What is needed:
List, from the lines below, each one with "difference" in it.

[Start of Raw data]

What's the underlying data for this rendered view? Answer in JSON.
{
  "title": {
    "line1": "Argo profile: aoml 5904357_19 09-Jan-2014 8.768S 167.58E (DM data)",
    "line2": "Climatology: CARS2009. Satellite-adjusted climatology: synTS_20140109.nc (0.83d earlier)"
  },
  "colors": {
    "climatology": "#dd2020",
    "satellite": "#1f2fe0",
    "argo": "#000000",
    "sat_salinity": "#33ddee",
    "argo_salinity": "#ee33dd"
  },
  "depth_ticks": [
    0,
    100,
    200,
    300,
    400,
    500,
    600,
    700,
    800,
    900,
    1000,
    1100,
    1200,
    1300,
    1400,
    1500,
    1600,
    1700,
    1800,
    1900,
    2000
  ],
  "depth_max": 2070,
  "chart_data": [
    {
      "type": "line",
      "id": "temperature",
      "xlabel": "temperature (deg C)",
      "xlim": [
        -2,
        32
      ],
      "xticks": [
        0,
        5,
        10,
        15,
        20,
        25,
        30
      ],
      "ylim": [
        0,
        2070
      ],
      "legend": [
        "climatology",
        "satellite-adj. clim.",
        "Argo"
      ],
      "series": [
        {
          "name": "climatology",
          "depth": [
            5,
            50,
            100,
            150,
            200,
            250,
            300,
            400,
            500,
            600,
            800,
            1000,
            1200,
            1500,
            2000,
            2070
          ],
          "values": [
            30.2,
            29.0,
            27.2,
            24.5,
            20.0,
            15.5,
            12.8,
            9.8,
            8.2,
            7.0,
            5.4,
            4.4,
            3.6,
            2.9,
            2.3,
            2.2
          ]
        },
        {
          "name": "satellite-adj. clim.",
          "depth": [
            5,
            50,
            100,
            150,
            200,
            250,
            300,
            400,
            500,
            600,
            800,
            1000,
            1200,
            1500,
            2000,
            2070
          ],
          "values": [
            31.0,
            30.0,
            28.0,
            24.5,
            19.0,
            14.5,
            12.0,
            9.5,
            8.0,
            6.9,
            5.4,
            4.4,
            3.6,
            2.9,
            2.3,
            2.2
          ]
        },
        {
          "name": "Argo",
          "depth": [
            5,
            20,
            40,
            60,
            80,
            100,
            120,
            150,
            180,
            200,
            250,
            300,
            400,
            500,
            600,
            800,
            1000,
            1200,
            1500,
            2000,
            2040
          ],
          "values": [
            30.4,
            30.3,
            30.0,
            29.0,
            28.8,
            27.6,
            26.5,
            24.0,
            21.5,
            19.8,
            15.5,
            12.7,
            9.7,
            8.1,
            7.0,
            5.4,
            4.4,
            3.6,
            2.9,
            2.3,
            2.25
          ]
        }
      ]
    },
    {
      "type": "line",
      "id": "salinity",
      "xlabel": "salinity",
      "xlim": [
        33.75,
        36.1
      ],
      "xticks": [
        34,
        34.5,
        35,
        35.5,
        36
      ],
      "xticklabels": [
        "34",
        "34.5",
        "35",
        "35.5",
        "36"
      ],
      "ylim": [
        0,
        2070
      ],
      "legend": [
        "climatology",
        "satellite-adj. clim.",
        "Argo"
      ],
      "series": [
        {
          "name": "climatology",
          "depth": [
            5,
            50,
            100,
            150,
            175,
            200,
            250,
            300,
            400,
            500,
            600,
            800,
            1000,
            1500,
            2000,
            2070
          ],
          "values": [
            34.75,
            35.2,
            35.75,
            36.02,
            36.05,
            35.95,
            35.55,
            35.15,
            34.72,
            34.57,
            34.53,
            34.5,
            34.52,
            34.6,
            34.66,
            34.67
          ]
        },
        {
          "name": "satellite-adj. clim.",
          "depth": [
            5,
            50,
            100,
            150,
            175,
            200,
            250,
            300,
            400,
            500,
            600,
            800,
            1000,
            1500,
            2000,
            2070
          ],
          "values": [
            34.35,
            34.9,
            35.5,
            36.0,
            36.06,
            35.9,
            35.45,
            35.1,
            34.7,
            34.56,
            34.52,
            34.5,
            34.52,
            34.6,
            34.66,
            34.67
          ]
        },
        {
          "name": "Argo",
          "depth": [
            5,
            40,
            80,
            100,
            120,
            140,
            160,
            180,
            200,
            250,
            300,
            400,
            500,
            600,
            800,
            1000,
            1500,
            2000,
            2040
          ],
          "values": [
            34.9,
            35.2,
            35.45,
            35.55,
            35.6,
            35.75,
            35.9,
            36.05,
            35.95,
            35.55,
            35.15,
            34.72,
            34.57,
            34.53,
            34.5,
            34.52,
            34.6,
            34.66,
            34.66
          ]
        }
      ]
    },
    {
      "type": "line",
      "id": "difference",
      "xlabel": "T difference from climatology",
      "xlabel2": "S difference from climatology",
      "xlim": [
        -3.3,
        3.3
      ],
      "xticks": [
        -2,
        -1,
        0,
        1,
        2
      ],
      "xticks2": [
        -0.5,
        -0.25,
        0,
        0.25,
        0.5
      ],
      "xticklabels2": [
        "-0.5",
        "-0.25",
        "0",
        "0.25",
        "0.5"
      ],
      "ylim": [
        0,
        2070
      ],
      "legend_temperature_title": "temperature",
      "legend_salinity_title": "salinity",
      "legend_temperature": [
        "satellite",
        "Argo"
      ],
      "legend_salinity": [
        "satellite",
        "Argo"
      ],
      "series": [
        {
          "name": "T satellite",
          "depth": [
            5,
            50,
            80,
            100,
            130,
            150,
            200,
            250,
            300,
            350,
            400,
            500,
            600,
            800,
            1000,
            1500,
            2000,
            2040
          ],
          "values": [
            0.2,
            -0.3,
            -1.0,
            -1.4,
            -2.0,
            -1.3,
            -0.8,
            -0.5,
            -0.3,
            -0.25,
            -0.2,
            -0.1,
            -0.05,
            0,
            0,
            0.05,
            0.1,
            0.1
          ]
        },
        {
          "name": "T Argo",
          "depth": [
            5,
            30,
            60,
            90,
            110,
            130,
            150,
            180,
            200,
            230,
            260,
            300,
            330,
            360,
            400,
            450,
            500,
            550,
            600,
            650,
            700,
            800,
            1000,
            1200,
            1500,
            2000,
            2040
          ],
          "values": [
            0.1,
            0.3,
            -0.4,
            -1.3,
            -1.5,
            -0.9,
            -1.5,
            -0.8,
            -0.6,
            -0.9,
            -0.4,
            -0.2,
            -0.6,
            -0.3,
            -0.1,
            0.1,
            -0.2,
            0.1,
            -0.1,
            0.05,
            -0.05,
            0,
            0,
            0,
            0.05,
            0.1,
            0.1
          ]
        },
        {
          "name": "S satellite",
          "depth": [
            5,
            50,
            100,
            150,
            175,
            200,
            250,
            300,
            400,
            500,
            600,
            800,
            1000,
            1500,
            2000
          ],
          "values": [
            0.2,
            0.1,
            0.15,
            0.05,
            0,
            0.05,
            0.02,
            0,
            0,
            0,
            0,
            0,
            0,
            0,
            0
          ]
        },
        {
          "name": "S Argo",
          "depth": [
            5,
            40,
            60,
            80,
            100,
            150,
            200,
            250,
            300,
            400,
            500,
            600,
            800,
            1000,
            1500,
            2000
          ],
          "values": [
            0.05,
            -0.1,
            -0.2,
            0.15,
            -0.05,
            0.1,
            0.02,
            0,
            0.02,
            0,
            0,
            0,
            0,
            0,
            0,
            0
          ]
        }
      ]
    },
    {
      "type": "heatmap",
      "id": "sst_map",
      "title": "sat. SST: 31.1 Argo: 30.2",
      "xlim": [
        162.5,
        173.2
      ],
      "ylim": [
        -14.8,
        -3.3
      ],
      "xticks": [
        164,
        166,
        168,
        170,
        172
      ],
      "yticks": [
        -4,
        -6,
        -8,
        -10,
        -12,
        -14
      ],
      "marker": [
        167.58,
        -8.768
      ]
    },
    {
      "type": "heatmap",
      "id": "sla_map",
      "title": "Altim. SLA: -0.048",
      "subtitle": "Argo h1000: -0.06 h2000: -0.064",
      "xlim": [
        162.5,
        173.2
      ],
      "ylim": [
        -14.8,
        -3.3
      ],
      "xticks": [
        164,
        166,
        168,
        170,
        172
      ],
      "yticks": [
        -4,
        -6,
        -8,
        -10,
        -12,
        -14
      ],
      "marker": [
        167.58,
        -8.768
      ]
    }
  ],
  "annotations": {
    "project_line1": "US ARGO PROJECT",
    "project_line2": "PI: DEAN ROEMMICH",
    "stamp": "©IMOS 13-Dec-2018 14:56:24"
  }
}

[End of Raw data]

Answer for this exercise:
      "id": "difference",
      "xlabel": "T difference from climatology",
      "xlabel2": "S difference from climatology",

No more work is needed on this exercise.